Source records
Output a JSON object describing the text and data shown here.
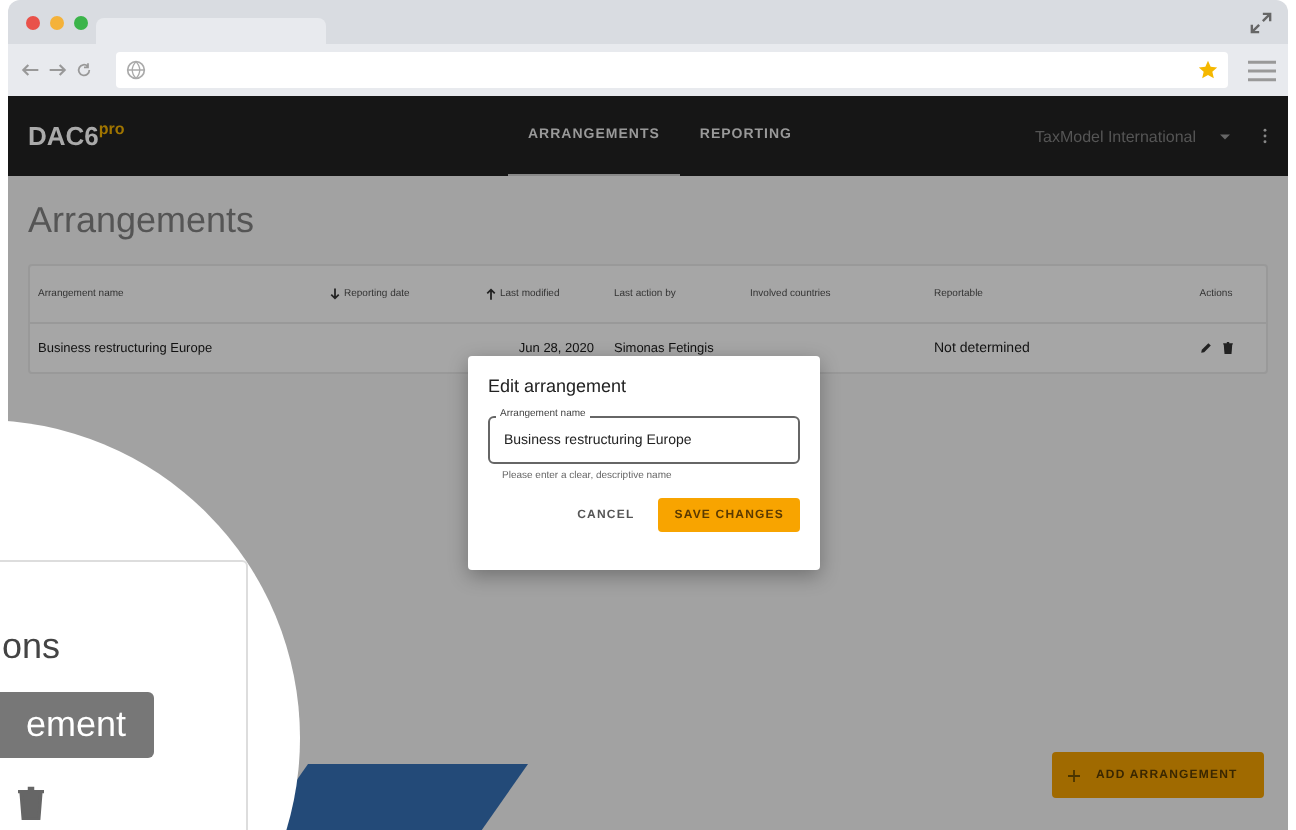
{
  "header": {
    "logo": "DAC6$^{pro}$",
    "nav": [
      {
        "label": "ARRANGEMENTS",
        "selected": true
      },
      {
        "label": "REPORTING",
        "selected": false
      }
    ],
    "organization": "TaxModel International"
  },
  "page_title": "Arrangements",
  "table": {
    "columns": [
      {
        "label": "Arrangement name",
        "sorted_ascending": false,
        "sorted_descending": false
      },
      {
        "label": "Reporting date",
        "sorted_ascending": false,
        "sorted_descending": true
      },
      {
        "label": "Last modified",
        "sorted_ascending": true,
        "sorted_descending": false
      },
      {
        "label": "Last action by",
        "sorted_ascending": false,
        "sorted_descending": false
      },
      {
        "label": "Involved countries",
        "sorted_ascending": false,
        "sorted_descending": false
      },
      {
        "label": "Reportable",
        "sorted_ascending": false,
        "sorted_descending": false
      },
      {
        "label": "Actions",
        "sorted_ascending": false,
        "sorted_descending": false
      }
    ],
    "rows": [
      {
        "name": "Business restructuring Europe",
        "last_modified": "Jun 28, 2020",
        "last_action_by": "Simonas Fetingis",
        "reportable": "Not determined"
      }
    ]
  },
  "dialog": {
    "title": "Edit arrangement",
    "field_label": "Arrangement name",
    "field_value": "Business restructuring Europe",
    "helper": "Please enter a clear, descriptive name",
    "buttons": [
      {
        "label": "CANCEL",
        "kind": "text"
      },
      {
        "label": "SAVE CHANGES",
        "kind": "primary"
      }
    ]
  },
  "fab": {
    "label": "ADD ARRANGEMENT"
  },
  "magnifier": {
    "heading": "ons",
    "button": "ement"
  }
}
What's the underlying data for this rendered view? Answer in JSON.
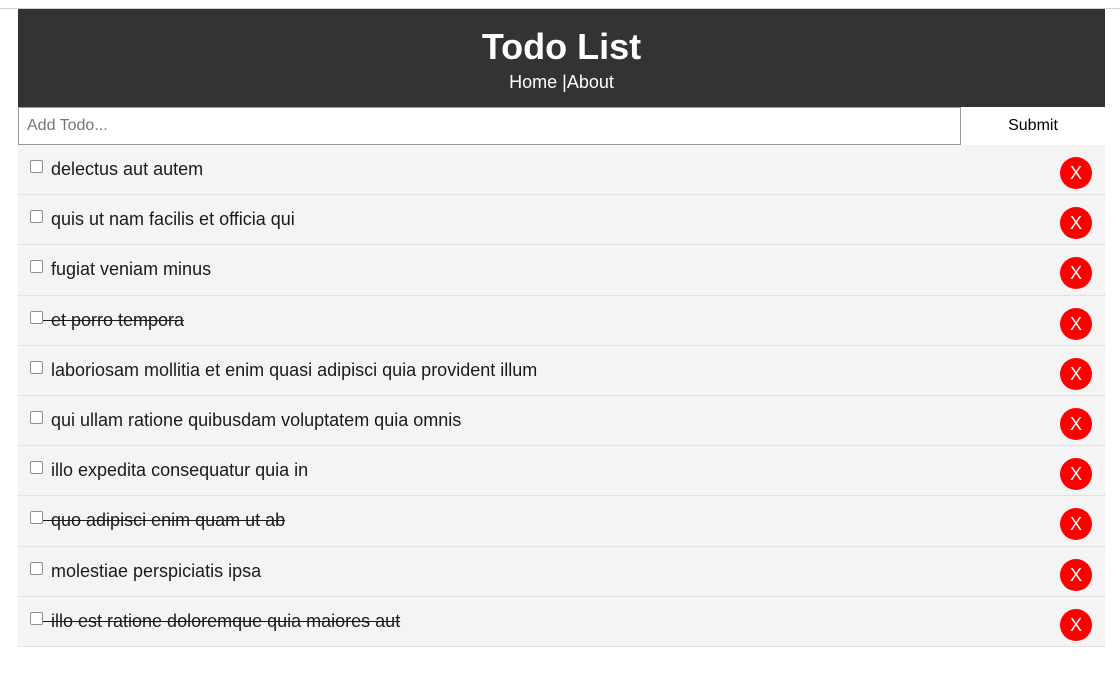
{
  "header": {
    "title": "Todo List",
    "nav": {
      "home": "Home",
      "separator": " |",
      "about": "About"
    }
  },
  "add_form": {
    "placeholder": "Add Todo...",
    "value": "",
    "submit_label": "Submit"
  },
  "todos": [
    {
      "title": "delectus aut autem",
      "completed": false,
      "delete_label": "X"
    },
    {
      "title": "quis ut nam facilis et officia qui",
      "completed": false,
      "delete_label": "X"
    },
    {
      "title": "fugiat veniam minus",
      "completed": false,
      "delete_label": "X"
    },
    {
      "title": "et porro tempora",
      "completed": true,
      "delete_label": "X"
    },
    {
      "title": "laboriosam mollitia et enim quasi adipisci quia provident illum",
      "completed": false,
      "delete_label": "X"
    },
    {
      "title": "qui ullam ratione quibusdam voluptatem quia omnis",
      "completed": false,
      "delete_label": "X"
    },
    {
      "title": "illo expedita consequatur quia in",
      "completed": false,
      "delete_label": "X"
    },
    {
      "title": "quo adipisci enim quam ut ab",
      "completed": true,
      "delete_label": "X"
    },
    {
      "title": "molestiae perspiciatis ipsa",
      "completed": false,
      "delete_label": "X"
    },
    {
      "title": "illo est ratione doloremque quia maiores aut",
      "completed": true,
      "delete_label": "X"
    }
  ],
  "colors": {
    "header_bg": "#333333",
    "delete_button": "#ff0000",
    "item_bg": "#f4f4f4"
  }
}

What to work on
Reproduce the data word for word, excluding its pictures.

Written answer
Output a JSON object describing the text and data shown here.
{
  "header": {
    "logo": "DAC6$^{pro}$",
    "nav": [
      {
        "label": "ARRANGEMENTS",
        "selected": true
      },
      {
        "label": "REPORTING",
        "selected": false
      }
    ],
    "organization": "TaxModel International"
  },
  "page_title": "Arrangements",
  "table": {
    "columns": [
      {
        "label": "Arrangement name",
        "sorted_ascending": false,
        "sorted_descending": false
      },
      {
        "label": "Reporting date",
        "sorted_ascending": false,
        "sorted_descending": true
      },
      {
        "label": "Last modified",
        "sorted_ascending": true,
        "sorted_descending": false
      },
      {
        "label": "Last action by",
        "sorted_ascending": false,
        "sorted_descending": false
      },
      {
        "label": "Involved countries",
        "sorted_ascending": false,
        "sorted_descending": false
      },
      {
        "label": "Reportable",
        "sorted_ascending": false,
        "sorted_descending": false
      },
      {
        "label": "Actions",
        "sorted_ascending": false,
        "sorted_descending": false
      }
    ],
    "rows": [
      {
        "name": "Business restructuring Europe",
        "last_modified": "Jun 28, 2020",
        "last_action_by": "Simonas Fetingis",
        "reportable": "Not determined"
      }
    ]
  },
  "dialog": {
    "title": "Edit arrangement",
    "field_label": "Arrangement name",
    "field_value": "Business restructuring Europe",
    "helper": "Please enter a clear, descriptive name",
    "buttons": [
      {
        "label": "CANCEL",
        "kind": "text"
      },
      {
        "label": "SAVE CHANGES",
        "kind": "primary"
      }
    ]
  },
  "fab": {
    "label": "ADD ARRANGEMENT"
  },
  "magnifier": {
    "heading": "ons",
    "button": "ement"
  }
}
What's the underlying data for this rendered view? Answer in JSON.
{
  "header": {
    "title": "Todo List",
    "nav": {
      "home": "Home",
      "separator": " |",
      "about": "About"
    }
  },
  "add_form": {
    "placeholder": "Add Todo...",
    "value": "",
    "submit_label": "Submit"
  },
  "todos": [
    {
      "title": "delectus aut autem",
      "completed": false,
      "delete_label": "X"
    },
    {
      "title": "quis ut nam facilis et officia qui",
      "completed": false,
      "delete_label": "X"
    },
    {
      "title": "fugiat veniam minus",
      "completed": false,
      "delete_label": "X"
    },
    {
      "title": "et porro tempora",
      "completed": true,
      "delete_label": "X"
    },
    {
      "title": "laboriosam mollitia et enim quasi adipisci quia provident illum",
      "completed": false,
      "delete_label": "X"
    },
    {
      "title": "qui ullam ratione quibusdam voluptatem quia omnis",
      "completed": false,
      "delete_label": "X"
    },
    {
      "title": "illo expedita consequatur quia in",
      "completed": false,
      "delete_label": "X"
    },
    {
      "title": "quo adipisci enim quam ut ab",
      "completed": true,
      "delete_label": "X"
    },
    {
      "title": "molestiae perspiciatis ipsa",
      "completed": false,
      "delete_label": "X"
    },
    {
      "title": "illo est ratione doloremque quia maiores aut",
      "completed": true,
      "delete_label": "X"
    }
  ],
  "colors": {
    "header_bg": "#333333",
    "delete_button": "#ff0000",
    "item_bg": "#f4f4f4"
  }
}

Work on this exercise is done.